• **TASK STATEMENT**
Each record must be retyped in full. No character may differ.

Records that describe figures
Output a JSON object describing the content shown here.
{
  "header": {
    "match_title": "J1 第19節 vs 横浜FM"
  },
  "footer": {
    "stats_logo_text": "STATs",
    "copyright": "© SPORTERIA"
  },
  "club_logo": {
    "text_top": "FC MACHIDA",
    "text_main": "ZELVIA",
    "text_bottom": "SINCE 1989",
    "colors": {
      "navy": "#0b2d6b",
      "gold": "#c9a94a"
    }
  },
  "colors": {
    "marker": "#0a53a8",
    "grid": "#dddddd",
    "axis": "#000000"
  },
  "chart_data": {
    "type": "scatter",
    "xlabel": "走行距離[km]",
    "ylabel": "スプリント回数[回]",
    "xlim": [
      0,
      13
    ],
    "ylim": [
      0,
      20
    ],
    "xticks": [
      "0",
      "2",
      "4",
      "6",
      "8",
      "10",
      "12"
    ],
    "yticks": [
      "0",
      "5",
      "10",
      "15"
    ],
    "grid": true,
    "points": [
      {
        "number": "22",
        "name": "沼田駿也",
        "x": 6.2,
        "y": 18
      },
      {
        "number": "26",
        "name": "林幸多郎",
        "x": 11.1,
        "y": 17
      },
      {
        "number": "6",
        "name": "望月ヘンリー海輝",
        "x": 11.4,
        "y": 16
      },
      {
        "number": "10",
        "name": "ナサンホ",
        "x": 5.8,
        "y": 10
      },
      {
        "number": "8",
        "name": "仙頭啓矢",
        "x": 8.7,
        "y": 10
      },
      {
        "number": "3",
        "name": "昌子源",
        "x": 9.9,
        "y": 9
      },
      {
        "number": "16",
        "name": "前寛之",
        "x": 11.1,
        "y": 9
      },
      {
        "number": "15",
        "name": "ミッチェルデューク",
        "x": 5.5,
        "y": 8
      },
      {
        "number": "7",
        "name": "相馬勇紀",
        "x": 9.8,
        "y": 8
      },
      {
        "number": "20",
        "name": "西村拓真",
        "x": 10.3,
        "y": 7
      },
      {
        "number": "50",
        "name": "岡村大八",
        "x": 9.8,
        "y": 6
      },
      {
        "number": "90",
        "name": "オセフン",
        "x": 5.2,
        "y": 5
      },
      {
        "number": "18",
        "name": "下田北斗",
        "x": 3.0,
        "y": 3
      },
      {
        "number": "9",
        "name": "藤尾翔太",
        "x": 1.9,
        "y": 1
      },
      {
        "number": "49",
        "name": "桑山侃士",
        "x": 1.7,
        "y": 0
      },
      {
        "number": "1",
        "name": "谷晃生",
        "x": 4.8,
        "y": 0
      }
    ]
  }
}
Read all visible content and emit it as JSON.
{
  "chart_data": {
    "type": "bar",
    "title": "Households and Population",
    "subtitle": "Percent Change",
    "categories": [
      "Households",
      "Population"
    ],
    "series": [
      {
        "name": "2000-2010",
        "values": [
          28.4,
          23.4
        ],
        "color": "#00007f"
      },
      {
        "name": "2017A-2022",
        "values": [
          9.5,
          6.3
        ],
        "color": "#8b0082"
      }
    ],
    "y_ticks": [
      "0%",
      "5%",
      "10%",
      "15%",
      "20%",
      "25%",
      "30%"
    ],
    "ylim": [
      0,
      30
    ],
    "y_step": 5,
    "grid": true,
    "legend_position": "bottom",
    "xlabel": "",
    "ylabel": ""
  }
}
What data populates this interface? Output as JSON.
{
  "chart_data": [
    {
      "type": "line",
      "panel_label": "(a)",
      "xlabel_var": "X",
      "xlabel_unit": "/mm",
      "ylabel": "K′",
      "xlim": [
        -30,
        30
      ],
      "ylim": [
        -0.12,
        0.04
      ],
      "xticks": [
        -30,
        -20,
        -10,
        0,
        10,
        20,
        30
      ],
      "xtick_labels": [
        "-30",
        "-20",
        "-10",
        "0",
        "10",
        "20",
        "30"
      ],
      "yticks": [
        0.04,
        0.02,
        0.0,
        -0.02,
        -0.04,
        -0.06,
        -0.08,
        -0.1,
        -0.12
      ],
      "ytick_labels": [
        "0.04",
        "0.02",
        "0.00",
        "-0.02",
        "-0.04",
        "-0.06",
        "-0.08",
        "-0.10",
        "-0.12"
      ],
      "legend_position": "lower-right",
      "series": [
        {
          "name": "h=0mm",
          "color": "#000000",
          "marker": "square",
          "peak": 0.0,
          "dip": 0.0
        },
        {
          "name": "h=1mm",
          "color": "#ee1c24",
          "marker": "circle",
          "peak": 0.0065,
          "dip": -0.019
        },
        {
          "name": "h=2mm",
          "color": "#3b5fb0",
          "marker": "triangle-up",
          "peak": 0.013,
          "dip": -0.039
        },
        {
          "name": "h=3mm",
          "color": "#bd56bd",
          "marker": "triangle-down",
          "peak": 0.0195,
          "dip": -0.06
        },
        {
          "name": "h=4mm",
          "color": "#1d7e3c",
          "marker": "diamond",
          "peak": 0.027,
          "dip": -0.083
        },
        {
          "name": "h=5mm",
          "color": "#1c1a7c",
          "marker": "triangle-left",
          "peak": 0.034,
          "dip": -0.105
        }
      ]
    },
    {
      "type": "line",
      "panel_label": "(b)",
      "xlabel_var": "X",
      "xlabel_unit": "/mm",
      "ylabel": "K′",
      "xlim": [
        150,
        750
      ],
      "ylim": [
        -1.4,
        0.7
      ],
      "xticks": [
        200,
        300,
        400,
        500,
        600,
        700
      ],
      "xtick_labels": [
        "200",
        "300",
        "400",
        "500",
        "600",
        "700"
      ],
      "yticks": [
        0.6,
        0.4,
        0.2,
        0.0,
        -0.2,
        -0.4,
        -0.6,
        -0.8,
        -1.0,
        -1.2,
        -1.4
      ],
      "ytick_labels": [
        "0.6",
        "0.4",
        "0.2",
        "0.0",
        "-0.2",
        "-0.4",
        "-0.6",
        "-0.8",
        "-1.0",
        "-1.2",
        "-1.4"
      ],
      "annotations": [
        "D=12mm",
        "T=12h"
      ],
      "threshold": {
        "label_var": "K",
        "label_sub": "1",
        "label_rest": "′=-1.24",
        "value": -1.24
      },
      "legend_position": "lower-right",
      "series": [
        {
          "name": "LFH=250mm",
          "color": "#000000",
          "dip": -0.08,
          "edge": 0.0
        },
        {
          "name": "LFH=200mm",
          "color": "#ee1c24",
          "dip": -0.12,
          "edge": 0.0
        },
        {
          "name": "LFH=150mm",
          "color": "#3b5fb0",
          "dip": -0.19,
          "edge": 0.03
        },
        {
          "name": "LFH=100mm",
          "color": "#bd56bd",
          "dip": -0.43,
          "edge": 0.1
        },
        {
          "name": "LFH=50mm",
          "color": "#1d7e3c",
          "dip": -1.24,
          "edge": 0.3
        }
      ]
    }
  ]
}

• **TASK ANSWER**
Output a JSON object describing the content shown here.
{
  "header": {
    "match_title": "J1 第19節 vs 横浜FM"
  },
  "footer": {
    "stats_logo_text": "STATs",
    "copyright": "© SPORTERIA"
  },
  "club_logo": {
    "text_top": "FC MACHIDA",
    "text_main": "ZELVIA",
    "text_bottom": "SINCE 1989",
    "colors": {
      "navy": "#0b2d6b",
      "gold": "#c9a94a"
    }
  },
  "colors": {
    "marker": "#0a53a8",
    "grid": "#dddddd",
    "axis": "#000000"
  },
  "chart_data": {
    "type": "scatter",
    "xlabel": "走行距離[km]",
    "ylabel": "スプリント回数[回]",
    "xlim": [
      0,
      13
    ],
    "ylim": [
      0,
      20
    ],
    "xticks": [
      "0",
      "2",
      "4",
      "6",
      "8",
      "10",
      "12"
    ],
    "yticks": [
      "0",
      "5",
      "10",
      "15"
    ],
    "grid": true,
    "points": [
      {
        "number": "22",
        "name": "沼田駿也",
        "x": 6.2,
        "y": 18
      },
      {
        "number": "26",
        "name": "林幸多郎",
        "x": 11.1,
        "y": 17
      },
      {
        "number": "6",
        "name": "望月ヘンリー海輝",
        "x": 11.4,
        "y": 16
      },
      {
        "number": "10",
        "name": "ナサンホ",
        "x": 5.8,
        "y": 10
      },
      {
        "number": "8",
        "name": "仙頭啓矢",
        "x": 8.7,
        "y": 10
      },
      {
        "number": "3",
        "name": "昌子源",
        "x": 9.9,
        "y": 9
      },
      {
        "number": "16",
        "name": "前寛之",
        "x": 11.1,
        "y": 9
      },
      {
        "number": "15",
        "name": "ミッチェルデューク",
        "x": 5.5,
        "y": 8
      },
      {
        "number": "7",
        "name": "相馬勇紀",
        "x": 9.8,
        "y": 8
      },
      {
        "number": "20",
        "name": "西村拓真",
        "x": 10.3,
        "y": 7
      },
      {
        "number": "50",
        "name": "岡村大八",
        "x": 9.8,
        "y": 6
      },
      {
        "number": "90",
        "name": "オセフン",
        "x": 5.2,
        "y": 5
      },
      {
        "number": "18",
        "name": "下田北斗",
        "x": 3.0,
        "y": 3
      },
      {
        "number": "9",
        "name": "藤尾翔太",
        "x": 1.9,
        "y": 1
      },
      {
        "number": "49",
        "name": "桑山侃士",
        "x": 1.7,
        "y": 0
      },
      {
        "number": "1",
        "name": "谷晃生",
        "x": 4.8,
        "y": 0
      }
    ]
  }
}
Read all visible content and emit it as JSON.
{
  "chart_data": {
    "type": "bar",
    "title": "Households and Population",
    "subtitle": "Percent Change",
    "categories": [
      "Households",
      "Population"
    ],
    "series": [
      {
        "name": "2000-2010",
        "values": [
          28.4,
          23.4
        ],
        "color": "#00007f"
      },
      {
        "name": "2017A-2022",
        "values": [
          9.5,
          6.3
        ],
        "color": "#8b0082"
      }
    ],
    "y_ticks": [
      "0%",
      "5%",
      "10%",
      "15%",
      "20%",
      "25%",
      "30%"
    ],
    "ylim": [
      0,
      30
    ],
    "y_step": 5,
    "grid": true,
    "legend_position": "bottom",
    "xlabel": "",
    "ylabel": ""
  }
}
What data populates this interface? Output as JSON.
{
  "chart_data": [
    {
      "type": "line",
      "panel_label": "(a)",
      "xlabel_var": "X",
      "xlabel_unit": "/mm",
      "ylabel": "K′",
      "xlim": [
        -30,
        30
      ],
      "ylim": [
        -0.12,
        0.04
      ],
      "xticks": [
        -30,
        -20,
        -10,
        0,
        10,
        20,
        30
      ],
      "xtick_labels": [
        "-30",
        "-20",
        "-10",
        "0",
        "10",
        "20",
        "30"
      ],
      "yticks": [
        0.04,
        0.02,
        0.0,
        -0.02,
        -0.04,
        -0.06,
        -0.08,
        -0.1,
        -0.12
      ],
      "ytick_labels": [
        "0.04",
        "0.02",
        "0.00",
        "-0.02",
        "-0.04",
        "-0.06",
        "-0.08",
        "-0.10",
        "-0.12"
      ],
      "legend_position": "lower-right",
      "series": [
        {
          "name": "h=0mm",
          "color": "#000000",
          "marker": "square",
          "peak": 0.0,
          "dip": 0.0
        },
        {
          "name": "h=1mm",
          "color": "#ee1c24",
          "marker": "circle",
          "peak": 0.0065,
          "dip": -0.019
        },
        {
          "name": "h=2mm",
          "color": "#3b5fb0",
          "marker": "triangle-up",
          "peak": 0.013,
          "dip": -0.039
        },
        {
          "name": "h=3mm",
          "color": "#bd56bd",
          "marker": "triangle-down",
          "peak": 0.0195,
          "dip": -0.06
        },
        {
          "name": "h=4mm",
          "color": "#1d7e3c",
          "marker": "diamond",
          "peak": 0.027,
          "dip": -0.083
        },
        {
          "name": "h=5mm",
          "color": "#1c1a7c",
          "marker": "triangle-left",
          "peak": 0.034,
          "dip": -0.105
        }
      ]
    },
    {
      "type": "line",
      "panel_label": "(b)",
      "xlabel_var": "X",
      "xlabel_unit": "/mm",
      "ylabel": "K′",
      "xlim": [
        150,
        750
      ],
      "ylim": [
        -1.4,
        0.7
      ],
      "xticks": [
        200,
        300,
        400,
        500,
        600,
        700
      ],
      "xtick_labels": [
        "200",
        "300",
        "400",
        "500",
        "600",
        "700"
      ],
      "yticks": [
        0.6,
        0.4,
        0.2,
        0.0,
        -0.2,
        -0.4,
        -0.6,
        -0.8,
        -1.0,
        -1.2,
        -1.4
      ],
      "ytick_labels": [
        "0.6",
        "0.4",
        "0.2",
        "0.0",
        "-0.2",
        "-0.4",
        "-0.6",
        "-0.8",
        "-1.0",
        "-1.2",
        "-1.4"
      ],
      "annotations": [
        "D=12mm",
        "T=12h"
      ],
      "threshold": {
        "label_var": "K",
        "label_sub": "1",
        "label_rest": "′=-1.24",
        "value": -1.24
      },
      "legend_position": "lower-right",
      "series": [
        {
          "name": "LFH=250mm",
          "color": "#000000",
          "dip": -0.08,
          "edge": 0.0
        },
        {
          "name": "LFH=200mm",
          "color": "#ee1c24",
          "dip": -0.12,
          "edge": 0.0
        },
        {
          "name": "LFH=150mm",
          "color": "#3b5fb0",
          "dip": -0.19,
          "edge": 0.03
        },
        {
          "name": "LFH=100mm",
          "color": "#bd56bd",
          "dip": -0.43,
          "edge": 0.1
        },
        {
          "name": "LFH=50mm",
          "color": "#1d7e3c",
          "dip": -1.24,
          "edge": 0.3
        }
      ]
    }
  ]
}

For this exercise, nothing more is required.